> Dataset extract

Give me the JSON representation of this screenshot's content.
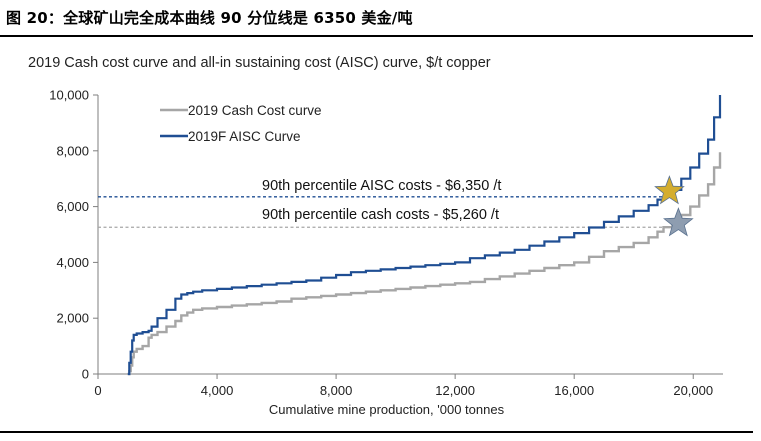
{
  "figure": {
    "title": "图 20：全球矿山完全成本曲线 90 分位线是 6350 美金/吨"
  },
  "chart_data": {
    "type": "line",
    "title": "2019 Cash cost curve and all-in sustaining cost (AISC) curve, $/t copper",
    "xlabel": "Cumulative mine production, '000 tonnes",
    "ylabel": "",
    "xlim": [
      0,
      21000
    ],
    "ylim": [
      0,
      10000
    ],
    "xticks": [
      0,
      4000,
      8000,
      12000,
      16000,
      20000
    ],
    "xtick_labels": [
      "0",
      "4,000",
      "8,000",
      "12,000",
      "16,000",
      "20,000"
    ],
    "yticks": [
      0,
      2000,
      4000,
      6000,
      8000,
      10000
    ],
    "ytick_labels": [
      "0",
      "2,000",
      "4,000",
      "6,000",
      "8,000",
      "10,000"
    ],
    "grid": false,
    "legend_position": "top-left",
    "series": [
      {
        "name": "2019 Cash Cost curve",
        "color": "#a6a6a6",
        "x": [
          1000,
          1050,
          1100,
          1150,
          1200,
          1300,
          1500,
          1700,
          1800,
          2000,
          2300,
          2600,
          2800,
          3000,
          3200,
          3500,
          4000,
          4500,
          5000,
          5500,
          6000,
          6500,
          7000,
          7500,
          8000,
          8500,
          9000,
          9500,
          10000,
          10500,
          11000,
          11500,
          12000,
          12500,
          13000,
          13500,
          14000,
          14500,
          15000,
          15500,
          16000,
          16500,
          17000,
          17500,
          18000,
          18500,
          18800,
          19000,
          19300,
          19600,
          19900,
          20200,
          20500,
          20700,
          20900
        ],
        "y": [
          0,
          100,
          300,
          600,
          800,
          900,
          1000,
          1300,
          1400,
          1500,
          1700,
          1900,
          2100,
          2200,
          2300,
          2350,
          2400,
          2450,
          2500,
          2550,
          2600,
          2700,
          2750,
          2800,
          2850,
          2900,
          2950,
          3000,
          3050,
          3100,
          3150,
          3200,
          3250,
          3300,
          3400,
          3500,
          3600,
          3700,
          3800,
          3900,
          4000,
          4200,
          4400,
          4550,
          4700,
          4900,
          5100,
          5260,
          5400,
          5700,
          6000,
          6400,
          6800,
          7400,
          7950
        ]
      },
      {
        "name": "2019F AISC Curve",
        "color": "#1f4e93",
        "x": [
          1000,
          1050,
          1100,
          1150,
          1200,
          1300,
          1500,
          1700,
          1800,
          2000,
          2300,
          2600,
          2800,
          3000,
          3200,
          3500,
          4000,
          4500,
          5000,
          5500,
          6000,
          6500,
          7000,
          7500,
          8000,
          8500,
          9000,
          9500,
          10000,
          10500,
          11000,
          11500,
          12000,
          12500,
          13000,
          13500,
          14000,
          14500,
          15000,
          15500,
          16000,
          16500,
          17000,
          17500,
          18000,
          18500,
          18800,
          19000,
          19300,
          19600,
          19900,
          20200,
          20500,
          20700,
          20900
        ],
        "y": [
          0,
          400,
          800,
          1200,
          1400,
          1450,
          1500,
          1550,
          1700,
          2000,
          2300,
          2700,
          2850,
          2900,
          2950,
          3000,
          3050,
          3100,
          3150,
          3200,
          3250,
          3300,
          3350,
          3450,
          3550,
          3650,
          3700,
          3750,
          3800,
          3850,
          3900,
          3950,
          4000,
          4150,
          4250,
          4350,
          4450,
          4600,
          4750,
          4900,
          5050,
          5250,
          5450,
          5650,
          5850,
          6050,
          6250,
          6350,
          6600,
          7000,
          7400,
          7900,
          8400,
          9200,
          10000
        ]
      }
    ],
    "reference_lines": [
      {
        "label": "90th percentile AISC costs - $6,350 /t",
        "y": 6350,
        "x_end": 19200,
        "color": "#1f4e93",
        "style": "dashed"
      },
      {
        "label": "90th percentile cash costs - $5,260 /t",
        "y": 5260,
        "x_end": 19500,
        "color": "#a6a6a6",
        "style": "dashed"
      }
    ],
    "markers": [
      {
        "shape": "star",
        "x": 19200,
        "y": 6550,
        "color": "#d4ad2e"
      },
      {
        "shape": "star",
        "x": 19500,
        "y": 5400,
        "color": "#8e9db0"
      }
    ]
  }
}
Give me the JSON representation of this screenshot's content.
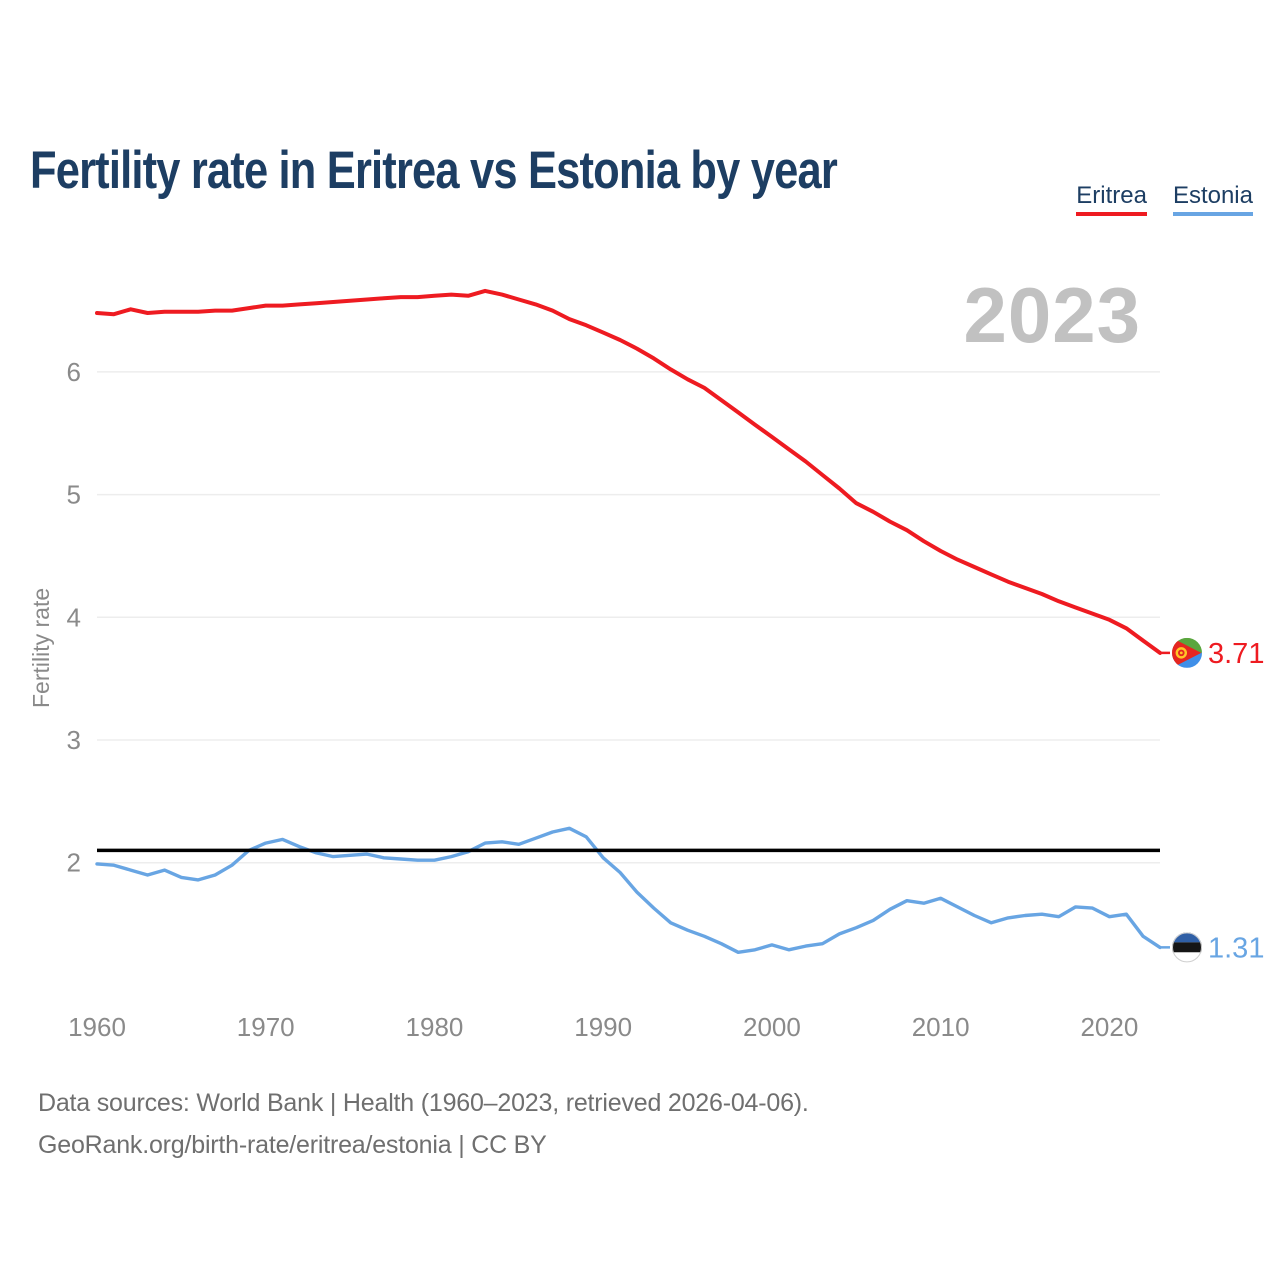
{
  "header": {
    "title": "Fertility rate in Eritrea vs Estonia by year"
  },
  "legend": {
    "items": [
      {
        "label": "Eritrea",
        "color": "#ee1b21"
      },
      {
        "label": "Estonia",
        "color": "#68a5e3"
      }
    ]
  },
  "watermark": "2023",
  "footer": {
    "line1": "Data sources: World Bank | Health (1960–2023, retrieved 2026-04-06).",
    "line2": "GeoRank.org/birth-rate/eritrea/estonia | CC BY"
  },
  "icons": {
    "eritrea_flag": {
      "green": "#5aa63e",
      "blue": "#3f8fe8",
      "red": "#e52620",
      "gold": "#ffc726"
    },
    "estonia_flag": {
      "blue": "#2f5fa6",
      "black": "#151515",
      "white": "#ffffff",
      "ring": "#cfcfcf"
    }
  },
  "chart_data": {
    "type": "line",
    "title": "Fertility rate in Eritrea vs Estonia by year",
    "xlabel": "",
    "ylabel": "Fertility rate",
    "grid": true,
    "legend_position": "top-right",
    "ylim": [
      1.1,
      6.9
    ],
    "y_ticks": [
      2,
      3,
      4,
      5,
      6
    ],
    "x_ticks": [
      1960,
      1970,
      1980,
      1990,
      2000,
      2010,
      2020
    ],
    "reference_line": {
      "value": 2.1,
      "color": "#000000"
    },
    "years": [
      1960,
      1961,
      1962,
      1963,
      1964,
      1965,
      1966,
      1967,
      1968,
      1969,
      1970,
      1971,
      1972,
      1973,
      1974,
      1975,
      1976,
      1977,
      1978,
      1979,
      1980,
      1981,
      1982,
      1983,
      1984,
      1985,
      1986,
      1987,
      1988,
      1989,
      1990,
      1991,
      1992,
      1993,
      1994,
      1995,
      1996,
      1997,
      1998,
      1999,
      2000,
      2001,
      2002,
      2003,
      2004,
      2005,
      2006,
      2007,
      2008,
      2009,
      2010,
      2011,
      2012,
      2013,
      2014,
      2015,
      2016,
      2017,
      2018,
      2019,
      2020,
      2021,
      2022,
      2023
    ],
    "series": [
      {
        "name": "Eritrea",
        "color": "#ee1b21",
        "flag": "eritrea",
        "end_label": "3.71",
        "values": [
          6.48,
          6.47,
          6.51,
          6.48,
          6.49,
          6.49,
          6.49,
          6.5,
          6.5,
          6.52,
          6.54,
          6.54,
          6.55,
          6.56,
          6.57,
          6.58,
          6.59,
          6.6,
          6.61,
          6.61,
          6.62,
          6.63,
          6.62,
          6.66,
          6.63,
          6.59,
          6.55,
          6.5,
          6.43,
          6.38,
          6.32,
          6.26,
          6.19,
          6.11,
          6.02,
          5.94,
          5.87,
          5.77,
          5.67,
          5.57,
          5.47,
          5.37,
          5.27,
          5.16,
          5.05,
          4.93,
          4.86,
          4.78,
          4.71,
          4.62,
          4.54,
          4.47,
          4.41,
          4.35,
          4.29,
          4.24,
          4.19,
          4.13,
          4.08,
          4.03,
          3.98,
          3.91,
          3.81,
          3.71
        ]
      },
      {
        "name": "Estonia",
        "color": "#68a5e3",
        "flag": "estonia",
        "end_label": "1.31",
        "values": [
          1.99,
          1.98,
          1.94,
          1.9,
          1.94,
          1.88,
          1.86,
          1.9,
          1.98,
          2.1,
          2.16,
          2.19,
          2.13,
          2.08,
          2.05,
          2.06,
          2.07,
          2.04,
          2.03,
          2.02,
          2.02,
          2.05,
          2.09,
          2.16,
          2.17,
          2.15,
          2.2,
          2.25,
          2.28,
          2.21,
          2.04,
          1.92,
          1.76,
          1.63,
          1.51,
          1.45,
          1.4,
          1.34,
          1.27,
          1.29,
          1.33,
          1.29,
          1.32,
          1.34,
          1.42,
          1.47,
          1.53,
          1.62,
          1.69,
          1.67,
          1.71,
          1.64,
          1.57,
          1.51,
          1.55,
          1.57,
          1.58,
          1.56,
          1.64,
          1.63,
          1.56,
          1.58,
          1.4,
          1.31
        ]
      }
    ]
  }
}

> Description of the task
Copy out every line with the word "Fertility".

> Complete output
    "title": "Fertility rate in Eritrea vs Estonia by year"
    "title": "Fertility rate in Eritrea vs Estonia by year",
    "ylabel": "Fertility rate",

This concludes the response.